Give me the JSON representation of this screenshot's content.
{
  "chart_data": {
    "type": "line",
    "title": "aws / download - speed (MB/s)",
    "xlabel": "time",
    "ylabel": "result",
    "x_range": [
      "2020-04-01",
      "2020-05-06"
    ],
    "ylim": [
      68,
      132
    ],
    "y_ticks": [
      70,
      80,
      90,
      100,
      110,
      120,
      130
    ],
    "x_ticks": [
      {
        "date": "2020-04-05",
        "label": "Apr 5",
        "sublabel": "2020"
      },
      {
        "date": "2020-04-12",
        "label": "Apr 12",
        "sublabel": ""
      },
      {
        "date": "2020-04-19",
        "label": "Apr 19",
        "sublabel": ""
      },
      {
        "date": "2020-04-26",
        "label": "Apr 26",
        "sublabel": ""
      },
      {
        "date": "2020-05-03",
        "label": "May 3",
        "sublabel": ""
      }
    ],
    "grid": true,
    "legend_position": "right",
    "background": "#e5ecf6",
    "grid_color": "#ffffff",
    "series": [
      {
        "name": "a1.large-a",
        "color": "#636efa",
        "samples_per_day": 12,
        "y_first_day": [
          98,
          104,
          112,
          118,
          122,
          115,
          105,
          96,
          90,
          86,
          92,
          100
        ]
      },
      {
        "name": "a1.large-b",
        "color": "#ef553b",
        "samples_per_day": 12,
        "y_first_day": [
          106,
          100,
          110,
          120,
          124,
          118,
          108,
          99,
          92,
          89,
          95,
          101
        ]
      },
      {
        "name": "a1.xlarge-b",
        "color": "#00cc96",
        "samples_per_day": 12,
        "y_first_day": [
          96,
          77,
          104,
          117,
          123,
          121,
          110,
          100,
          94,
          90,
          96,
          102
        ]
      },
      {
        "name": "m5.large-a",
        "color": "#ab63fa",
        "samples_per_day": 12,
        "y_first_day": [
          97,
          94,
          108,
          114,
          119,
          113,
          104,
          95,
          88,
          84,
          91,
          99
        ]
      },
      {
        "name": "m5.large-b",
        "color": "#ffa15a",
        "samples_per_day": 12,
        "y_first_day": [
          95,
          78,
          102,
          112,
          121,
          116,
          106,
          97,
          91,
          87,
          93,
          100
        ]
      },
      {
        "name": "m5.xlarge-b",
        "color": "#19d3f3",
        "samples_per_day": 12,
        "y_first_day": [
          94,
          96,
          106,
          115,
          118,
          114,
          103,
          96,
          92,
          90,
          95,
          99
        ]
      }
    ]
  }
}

========================

Using the listing above, return all lines where the word "name" occurs.

        "name": "a1.large-a",
        "name": "a1.large-b",
        "name": "a1.xlarge-b",
        "name": "m5.large-a",
        "name": "m5.large-b",
        "name": "m5.xlarge-b",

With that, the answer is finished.